[Written exercise]: From the entries that follow, gather each line holding the word "repite".

(Stored dataset items)
--------

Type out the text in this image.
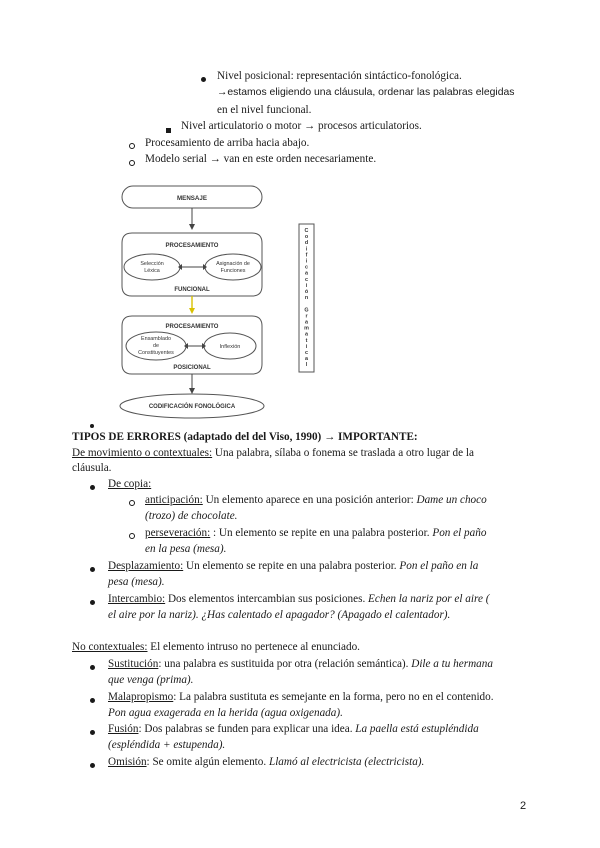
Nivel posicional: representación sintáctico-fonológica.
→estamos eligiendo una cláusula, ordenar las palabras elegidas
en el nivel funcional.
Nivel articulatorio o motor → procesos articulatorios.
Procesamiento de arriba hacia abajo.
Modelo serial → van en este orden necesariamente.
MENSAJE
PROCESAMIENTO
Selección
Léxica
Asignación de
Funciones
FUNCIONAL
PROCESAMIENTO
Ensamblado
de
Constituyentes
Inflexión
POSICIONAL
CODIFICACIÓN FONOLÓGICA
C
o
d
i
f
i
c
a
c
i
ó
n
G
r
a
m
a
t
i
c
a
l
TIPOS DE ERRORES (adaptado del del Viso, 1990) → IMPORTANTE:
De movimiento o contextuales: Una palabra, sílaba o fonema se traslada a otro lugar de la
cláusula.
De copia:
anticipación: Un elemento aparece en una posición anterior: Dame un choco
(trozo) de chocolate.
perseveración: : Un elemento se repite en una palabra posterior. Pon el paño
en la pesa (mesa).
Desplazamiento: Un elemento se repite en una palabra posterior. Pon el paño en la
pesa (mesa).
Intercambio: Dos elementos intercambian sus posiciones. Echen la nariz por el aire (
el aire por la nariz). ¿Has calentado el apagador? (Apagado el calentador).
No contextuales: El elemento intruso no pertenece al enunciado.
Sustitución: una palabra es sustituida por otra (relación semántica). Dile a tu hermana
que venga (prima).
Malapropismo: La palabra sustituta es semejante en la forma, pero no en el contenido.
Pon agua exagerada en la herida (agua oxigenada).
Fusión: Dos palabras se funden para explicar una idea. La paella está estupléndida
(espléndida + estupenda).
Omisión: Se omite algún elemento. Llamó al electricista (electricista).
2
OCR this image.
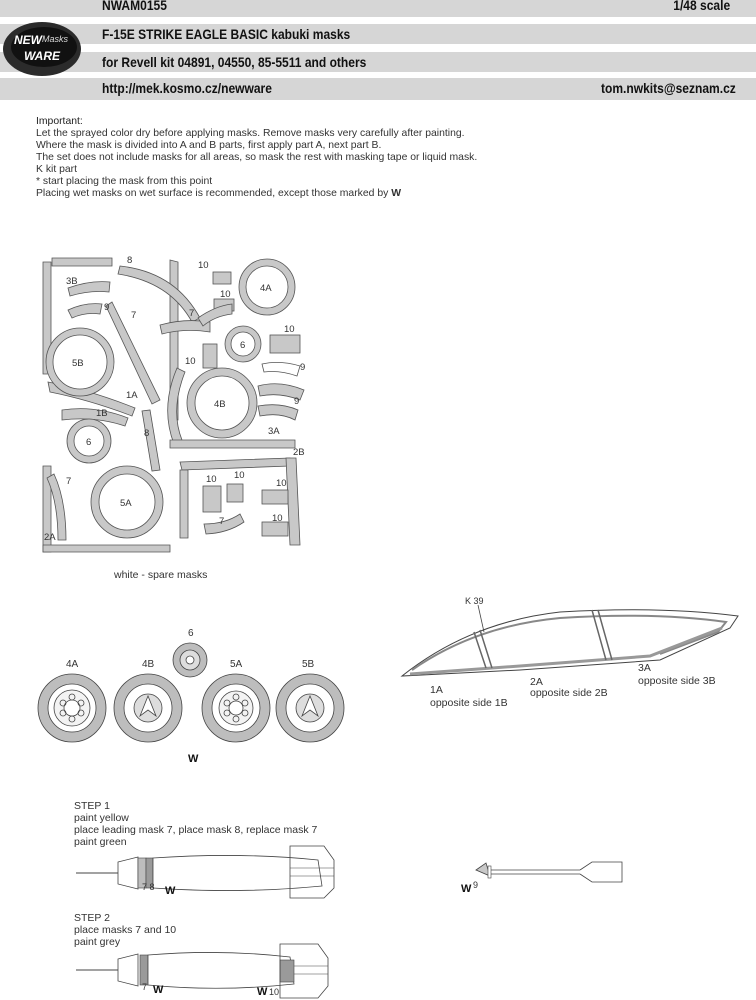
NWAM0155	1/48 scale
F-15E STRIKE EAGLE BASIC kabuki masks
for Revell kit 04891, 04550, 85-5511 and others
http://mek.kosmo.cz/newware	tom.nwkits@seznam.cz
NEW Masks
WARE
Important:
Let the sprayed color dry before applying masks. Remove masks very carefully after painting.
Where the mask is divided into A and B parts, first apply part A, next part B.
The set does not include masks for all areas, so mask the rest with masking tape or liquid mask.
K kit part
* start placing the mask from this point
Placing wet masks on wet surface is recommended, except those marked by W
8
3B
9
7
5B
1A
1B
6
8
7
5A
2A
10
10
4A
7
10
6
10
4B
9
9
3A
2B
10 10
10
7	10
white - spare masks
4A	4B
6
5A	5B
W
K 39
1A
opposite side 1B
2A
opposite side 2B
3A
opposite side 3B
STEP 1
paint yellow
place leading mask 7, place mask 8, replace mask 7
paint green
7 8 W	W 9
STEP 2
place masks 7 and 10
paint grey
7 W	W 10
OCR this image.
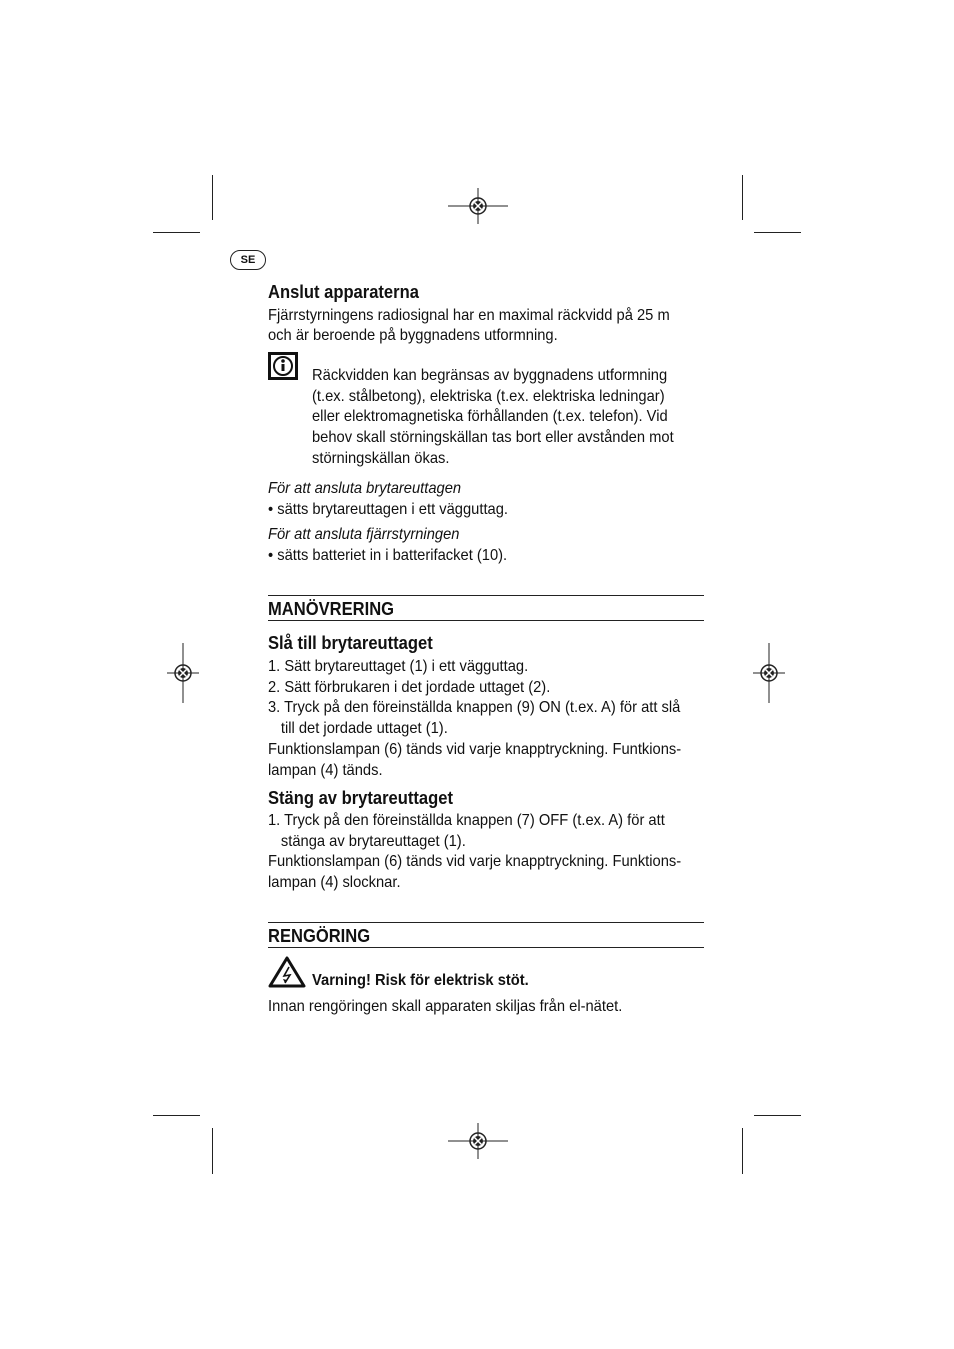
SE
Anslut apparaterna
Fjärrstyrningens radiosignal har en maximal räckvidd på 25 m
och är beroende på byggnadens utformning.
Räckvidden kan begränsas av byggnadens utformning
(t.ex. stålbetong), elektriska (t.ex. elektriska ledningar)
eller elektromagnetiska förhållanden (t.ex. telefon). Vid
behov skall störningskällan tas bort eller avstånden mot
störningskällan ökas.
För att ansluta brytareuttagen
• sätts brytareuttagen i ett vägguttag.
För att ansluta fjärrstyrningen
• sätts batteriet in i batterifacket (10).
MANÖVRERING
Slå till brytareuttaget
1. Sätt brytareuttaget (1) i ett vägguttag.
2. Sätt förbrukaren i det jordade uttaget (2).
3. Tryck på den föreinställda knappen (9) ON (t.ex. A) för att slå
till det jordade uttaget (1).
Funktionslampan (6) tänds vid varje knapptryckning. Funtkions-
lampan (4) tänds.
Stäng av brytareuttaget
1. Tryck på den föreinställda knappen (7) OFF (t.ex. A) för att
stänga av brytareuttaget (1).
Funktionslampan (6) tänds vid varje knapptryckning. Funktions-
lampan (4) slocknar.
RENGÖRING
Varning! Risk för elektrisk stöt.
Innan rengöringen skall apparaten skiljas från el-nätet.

--------

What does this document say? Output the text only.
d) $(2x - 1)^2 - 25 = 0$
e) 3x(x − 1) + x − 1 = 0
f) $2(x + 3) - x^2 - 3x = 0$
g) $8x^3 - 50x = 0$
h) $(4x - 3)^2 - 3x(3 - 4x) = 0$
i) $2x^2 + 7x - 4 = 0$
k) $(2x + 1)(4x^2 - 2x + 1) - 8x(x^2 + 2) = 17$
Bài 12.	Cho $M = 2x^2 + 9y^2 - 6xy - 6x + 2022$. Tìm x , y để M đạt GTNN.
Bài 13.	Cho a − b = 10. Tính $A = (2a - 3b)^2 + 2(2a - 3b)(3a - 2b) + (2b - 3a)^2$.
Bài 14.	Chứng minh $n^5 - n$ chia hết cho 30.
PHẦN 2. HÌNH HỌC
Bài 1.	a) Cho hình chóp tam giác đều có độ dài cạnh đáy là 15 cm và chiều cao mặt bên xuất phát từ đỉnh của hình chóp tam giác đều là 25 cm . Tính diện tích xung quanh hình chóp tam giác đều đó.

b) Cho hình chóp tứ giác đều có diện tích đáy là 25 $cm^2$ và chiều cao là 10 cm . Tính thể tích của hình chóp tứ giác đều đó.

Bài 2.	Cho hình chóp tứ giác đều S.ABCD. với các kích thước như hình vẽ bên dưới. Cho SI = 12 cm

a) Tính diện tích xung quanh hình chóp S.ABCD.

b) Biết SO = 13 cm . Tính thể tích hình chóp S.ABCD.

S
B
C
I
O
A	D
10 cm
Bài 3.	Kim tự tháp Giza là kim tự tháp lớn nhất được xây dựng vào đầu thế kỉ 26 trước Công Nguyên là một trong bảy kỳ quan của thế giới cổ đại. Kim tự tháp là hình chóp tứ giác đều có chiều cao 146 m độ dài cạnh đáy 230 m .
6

--------

[Solution for this task]:
perseveración: : Un elemento se repite en una palabra posterior. Pon el paño
Desplazamiento: Un elemento se repite en una palabra posterior. Pon el paño en la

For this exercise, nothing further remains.